## [INFORMATION SHOWN]

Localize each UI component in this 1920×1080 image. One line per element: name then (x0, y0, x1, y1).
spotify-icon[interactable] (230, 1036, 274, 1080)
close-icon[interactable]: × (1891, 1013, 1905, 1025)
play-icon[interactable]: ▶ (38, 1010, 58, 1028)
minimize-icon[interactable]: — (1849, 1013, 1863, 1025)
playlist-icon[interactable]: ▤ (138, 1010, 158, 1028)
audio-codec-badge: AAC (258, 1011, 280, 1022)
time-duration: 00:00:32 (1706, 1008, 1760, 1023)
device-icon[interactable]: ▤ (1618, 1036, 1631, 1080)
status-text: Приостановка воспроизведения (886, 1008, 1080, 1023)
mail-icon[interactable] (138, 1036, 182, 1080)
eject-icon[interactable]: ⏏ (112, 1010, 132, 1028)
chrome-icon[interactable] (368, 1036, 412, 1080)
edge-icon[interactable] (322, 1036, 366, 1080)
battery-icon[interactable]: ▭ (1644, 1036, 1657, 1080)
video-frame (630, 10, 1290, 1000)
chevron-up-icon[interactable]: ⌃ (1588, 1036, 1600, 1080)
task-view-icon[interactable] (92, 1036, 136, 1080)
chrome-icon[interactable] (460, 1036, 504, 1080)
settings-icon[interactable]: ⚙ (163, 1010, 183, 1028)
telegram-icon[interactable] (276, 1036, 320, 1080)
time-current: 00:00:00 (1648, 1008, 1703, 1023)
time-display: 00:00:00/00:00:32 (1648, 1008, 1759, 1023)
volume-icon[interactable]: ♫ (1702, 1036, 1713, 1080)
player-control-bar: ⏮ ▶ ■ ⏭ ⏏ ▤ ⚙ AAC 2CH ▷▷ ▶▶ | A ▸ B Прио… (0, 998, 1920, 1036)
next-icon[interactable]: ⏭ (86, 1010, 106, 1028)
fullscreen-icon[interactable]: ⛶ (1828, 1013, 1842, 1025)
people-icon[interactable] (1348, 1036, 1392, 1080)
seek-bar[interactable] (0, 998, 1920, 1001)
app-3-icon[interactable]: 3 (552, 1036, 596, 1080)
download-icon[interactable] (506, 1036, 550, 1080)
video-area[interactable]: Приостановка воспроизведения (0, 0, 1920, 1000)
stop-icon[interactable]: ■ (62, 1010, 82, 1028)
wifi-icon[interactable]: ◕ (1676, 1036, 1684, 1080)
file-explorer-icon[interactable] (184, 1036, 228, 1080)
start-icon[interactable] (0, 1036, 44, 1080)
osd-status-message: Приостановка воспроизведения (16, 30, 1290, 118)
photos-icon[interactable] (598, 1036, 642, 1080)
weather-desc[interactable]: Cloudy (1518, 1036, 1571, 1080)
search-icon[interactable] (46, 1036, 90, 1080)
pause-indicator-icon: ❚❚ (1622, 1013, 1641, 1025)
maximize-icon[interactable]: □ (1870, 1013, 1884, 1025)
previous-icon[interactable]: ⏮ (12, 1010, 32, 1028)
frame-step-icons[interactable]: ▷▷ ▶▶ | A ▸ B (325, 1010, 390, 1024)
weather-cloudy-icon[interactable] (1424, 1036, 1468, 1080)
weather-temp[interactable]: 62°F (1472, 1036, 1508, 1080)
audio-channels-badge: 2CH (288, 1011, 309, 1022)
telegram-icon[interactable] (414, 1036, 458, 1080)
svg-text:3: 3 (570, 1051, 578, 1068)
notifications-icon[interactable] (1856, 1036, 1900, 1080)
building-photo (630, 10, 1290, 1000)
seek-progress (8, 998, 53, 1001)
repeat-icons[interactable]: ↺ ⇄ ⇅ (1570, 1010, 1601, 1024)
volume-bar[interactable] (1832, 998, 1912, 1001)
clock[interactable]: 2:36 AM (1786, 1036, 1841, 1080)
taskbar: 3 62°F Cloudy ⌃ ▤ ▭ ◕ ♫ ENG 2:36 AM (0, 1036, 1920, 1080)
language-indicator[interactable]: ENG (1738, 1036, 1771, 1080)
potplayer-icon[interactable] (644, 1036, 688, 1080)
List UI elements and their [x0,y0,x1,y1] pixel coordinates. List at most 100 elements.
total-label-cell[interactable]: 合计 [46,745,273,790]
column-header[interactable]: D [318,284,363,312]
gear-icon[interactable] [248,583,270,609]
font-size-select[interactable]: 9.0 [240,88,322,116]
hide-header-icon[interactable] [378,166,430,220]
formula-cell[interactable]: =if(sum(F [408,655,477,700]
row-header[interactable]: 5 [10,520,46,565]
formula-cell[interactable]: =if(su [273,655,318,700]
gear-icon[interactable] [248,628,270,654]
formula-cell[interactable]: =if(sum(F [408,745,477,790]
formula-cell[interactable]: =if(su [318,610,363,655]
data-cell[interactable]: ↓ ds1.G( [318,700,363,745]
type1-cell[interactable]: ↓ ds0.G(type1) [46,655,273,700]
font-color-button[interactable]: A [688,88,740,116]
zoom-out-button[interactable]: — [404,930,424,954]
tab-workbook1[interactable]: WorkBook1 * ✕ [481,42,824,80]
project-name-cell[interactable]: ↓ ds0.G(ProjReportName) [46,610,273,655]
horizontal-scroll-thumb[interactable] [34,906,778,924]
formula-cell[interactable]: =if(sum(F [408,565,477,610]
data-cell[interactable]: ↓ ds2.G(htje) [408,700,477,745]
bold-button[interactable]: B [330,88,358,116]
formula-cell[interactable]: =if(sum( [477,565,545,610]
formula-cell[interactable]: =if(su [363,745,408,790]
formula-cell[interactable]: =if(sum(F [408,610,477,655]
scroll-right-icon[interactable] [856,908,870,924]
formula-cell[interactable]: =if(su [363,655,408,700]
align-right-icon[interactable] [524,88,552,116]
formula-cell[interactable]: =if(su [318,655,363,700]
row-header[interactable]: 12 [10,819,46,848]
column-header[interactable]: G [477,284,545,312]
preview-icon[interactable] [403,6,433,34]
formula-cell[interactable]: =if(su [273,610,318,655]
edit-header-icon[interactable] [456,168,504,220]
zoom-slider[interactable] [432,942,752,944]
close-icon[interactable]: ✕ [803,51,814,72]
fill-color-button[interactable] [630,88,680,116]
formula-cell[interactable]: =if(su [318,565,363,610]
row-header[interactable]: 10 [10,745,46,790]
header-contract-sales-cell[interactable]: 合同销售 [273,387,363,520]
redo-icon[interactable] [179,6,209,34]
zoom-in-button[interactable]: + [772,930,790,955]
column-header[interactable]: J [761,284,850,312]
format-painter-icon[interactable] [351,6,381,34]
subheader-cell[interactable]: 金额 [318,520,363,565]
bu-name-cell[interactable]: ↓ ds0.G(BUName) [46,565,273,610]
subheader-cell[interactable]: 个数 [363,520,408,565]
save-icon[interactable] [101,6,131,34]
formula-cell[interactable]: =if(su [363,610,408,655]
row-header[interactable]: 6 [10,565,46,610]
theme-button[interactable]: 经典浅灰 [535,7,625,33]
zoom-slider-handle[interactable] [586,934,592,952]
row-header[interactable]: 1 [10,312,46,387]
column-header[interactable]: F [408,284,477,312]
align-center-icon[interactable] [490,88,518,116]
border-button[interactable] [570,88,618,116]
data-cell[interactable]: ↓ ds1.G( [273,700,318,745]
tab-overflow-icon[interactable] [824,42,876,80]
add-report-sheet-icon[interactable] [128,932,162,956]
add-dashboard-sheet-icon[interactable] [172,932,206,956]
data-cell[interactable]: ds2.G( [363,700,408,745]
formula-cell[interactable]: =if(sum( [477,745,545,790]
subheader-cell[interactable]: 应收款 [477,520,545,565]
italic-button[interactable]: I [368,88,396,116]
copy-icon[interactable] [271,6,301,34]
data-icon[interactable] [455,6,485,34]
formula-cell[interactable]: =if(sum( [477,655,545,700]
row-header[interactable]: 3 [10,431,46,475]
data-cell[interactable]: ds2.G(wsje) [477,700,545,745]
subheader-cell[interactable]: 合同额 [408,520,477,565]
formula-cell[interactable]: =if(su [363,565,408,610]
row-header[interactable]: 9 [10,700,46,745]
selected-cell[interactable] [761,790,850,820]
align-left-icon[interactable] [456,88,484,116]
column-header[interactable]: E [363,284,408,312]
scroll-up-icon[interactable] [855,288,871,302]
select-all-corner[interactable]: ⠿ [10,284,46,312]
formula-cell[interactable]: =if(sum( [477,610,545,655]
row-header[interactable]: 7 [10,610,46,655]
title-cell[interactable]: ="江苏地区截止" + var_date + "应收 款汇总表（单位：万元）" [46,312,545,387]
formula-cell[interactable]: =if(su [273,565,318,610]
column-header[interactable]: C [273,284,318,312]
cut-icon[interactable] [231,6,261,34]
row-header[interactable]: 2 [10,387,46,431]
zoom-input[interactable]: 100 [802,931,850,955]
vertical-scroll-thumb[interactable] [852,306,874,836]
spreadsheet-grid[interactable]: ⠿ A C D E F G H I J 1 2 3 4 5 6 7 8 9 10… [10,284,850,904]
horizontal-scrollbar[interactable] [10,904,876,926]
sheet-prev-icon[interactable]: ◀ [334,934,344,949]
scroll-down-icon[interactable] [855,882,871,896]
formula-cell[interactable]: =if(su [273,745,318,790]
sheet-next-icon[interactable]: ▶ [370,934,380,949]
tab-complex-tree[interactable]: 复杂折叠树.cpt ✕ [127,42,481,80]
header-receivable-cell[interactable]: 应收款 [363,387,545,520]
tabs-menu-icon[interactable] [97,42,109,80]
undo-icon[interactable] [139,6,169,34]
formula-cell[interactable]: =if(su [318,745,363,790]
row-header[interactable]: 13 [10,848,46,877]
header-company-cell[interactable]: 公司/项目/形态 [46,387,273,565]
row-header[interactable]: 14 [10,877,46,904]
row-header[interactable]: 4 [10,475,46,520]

## [TASK INSTRUCTIONS]
Locate every line in the records above that contains the string "font", and copy each of those lines.

## [EXPECTED ANSWER]
font-size-select[interactable]: 9.0 [240,88,322,116]
font-color-button[interactable]: A [688,88,740,116]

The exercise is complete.